— Start Raw data —

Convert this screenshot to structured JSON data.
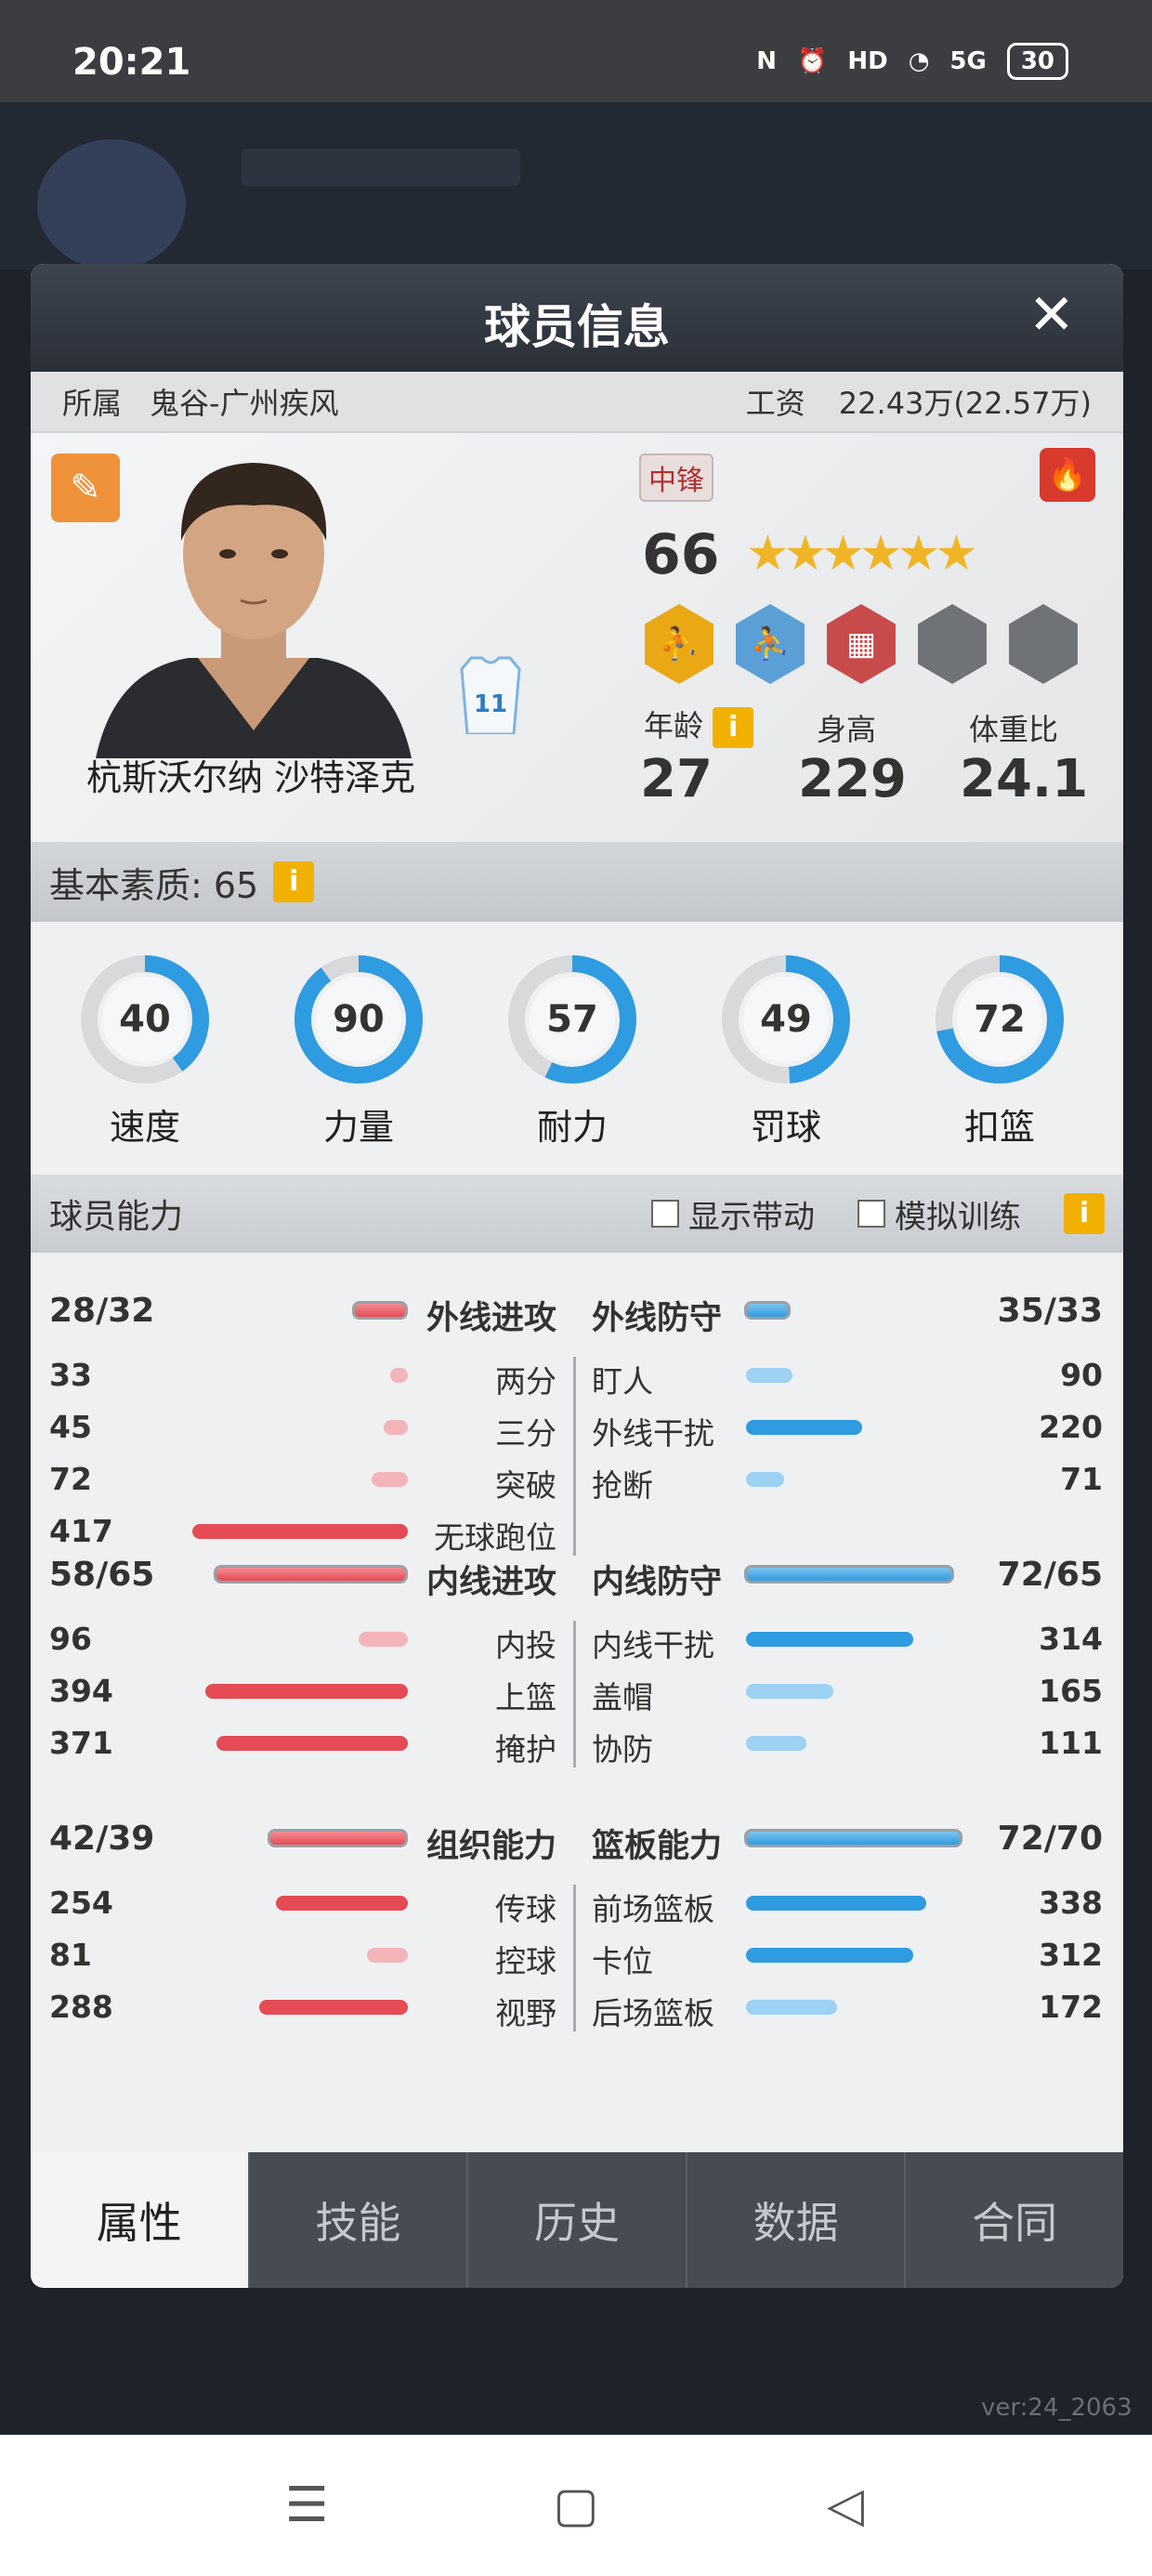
{
  "status": {
    "time": "20:21",
    "nfc": "N",
    "alarm": "⏰",
    "hd": "HD",
    "wifi": "◔",
    "signal": "5G",
    "battery": "30"
  },
  "modal": {
    "title": "球员信息",
    "close": "✕"
  },
  "team": {
    "label": "所属",
    "name": "鬼谷-广州疾风",
    "salary_label": "工资",
    "salary": "22.43万(22.57万)"
  },
  "player": {
    "name": "杭斯沃尔纳 沙特泽克",
    "jersey_number": "11",
    "position": "中锋",
    "overall": "66",
    "stars": "★★★★★★",
    "age_label": "年龄",
    "age": "27",
    "height_label": "身高",
    "height": "229",
    "weight_label": "体重比",
    "weight": "24.1"
  },
  "basic": {
    "label": "基本素质: 65",
    "info": "i"
  },
  "gauges": [
    {
      "value": "40",
      "label": "速度",
      "fraction": 0.4
    },
    {
      "value": "90",
      "label": "力量",
      "fraction": 0.9
    },
    {
      "value": "57",
      "label": "耐力",
      "fraction": 0.57
    },
    {
      "value": "49",
      "label": "罚球",
      "fraction": 0.49
    },
    {
      "value": "72",
      "label": "扣篮",
      "fraction": 0.72
    }
  ],
  "ability": {
    "title": "球员能力",
    "show_boost": "显示带动",
    "sim_train": "模拟训练",
    "info": "i"
  },
  "groups": [
    {
      "left": {
        "label": "外线进攻",
        "value": "28/32",
        "fill": 0.19
      },
      "right": {
        "label": "外线防守",
        "value": "35/33",
        "fill": 0.21
      },
      "left_rows": [
        {
          "label": "两分",
          "value": "33",
          "fill": 0.08
        },
        {
          "label": "三分",
          "value": "45",
          "fill": 0.11
        },
        {
          "label": "突破",
          "value": "72",
          "fill": 0.17
        },
        {
          "label": "无球跑位",
          "value": "417",
          "fill": 1.0
        }
      ],
      "right_rows": [
        {
          "label": "盯人",
          "value": "90",
          "fill": 0.21
        },
        {
          "label": "外线干扰",
          "value": "220",
          "fill": 0.52
        },
        {
          "label": "抢断",
          "value": "71",
          "fill": 0.17
        }
      ]
    },
    {
      "left": {
        "label": "内线进攻",
        "value": "58/65",
        "fill": 0.9
      },
      "right": {
        "label": "内线防守",
        "value": "72/65",
        "fill": 0.94
      },
      "left_rows": [
        {
          "label": "内投",
          "value": "96",
          "fill": 0.23
        },
        {
          "label": "上篮",
          "value": "394",
          "fill": 0.94
        },
        {
          "label": "掩护",
          "value": "371",
          "fill": 0.89
        }
      ],
      "right_rows": [
        {
          "label": "内线干扰",
          "value": "314",
          "fill": 0.75
        },
        {
          "label": "盖帽",
          "value": "165",
          "fill": 0.39
        },
        {
          "label": "协防",
          "value": "111",
          "fill": 0.27
        }
      ]
    },
    {
      "left": {
        "label": "组织能力",
        "value": "42/39",
        "fill": 0.65
      },
      "right": {
        "label": "篮板能力",
        "value": "72/70",
        "fill": 0.98
      },
      "left_rows": [
        {
          "label": "传球",
          "value": "254",
          "fill": 0.61
        },
        {
          "label": "控球",
          "value": "81",
          "fill": 0.19
        },
        {
          "label": "视野",
          "value": "288",
          "fill": 0.69
        }
      ],
      "right_rows": [
        {
          "label": "前场篮板",
          "value": "338",
          "fill": 0.81
        },
        {
          "label": "卡位",
          "value": "312",
          "fill": 0.75
        },
        {
          "label": "后场篮板",
          "value": "172",
          "fill": 0.41
        }
      ]
    }
  ],
  "tabs": [
    "属性",
    "技能",
    "历史",
    "数据",
    "合同"
  ],
  "version": "ver:24_2063",
  "colors": {
    "attack": "#e44b55",
    "defense": "#2f9be0",
    "gauge": "#2f9be0"
  }
}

— End Raw data —

- Direction -
Your task is to collect every line above that contains the word "fraction".

- Output -
      "fraction": 0.4
      "fraction": 0.9
      "fraction": 0.57
      "fraction": 0.49
      "fraction": 0.72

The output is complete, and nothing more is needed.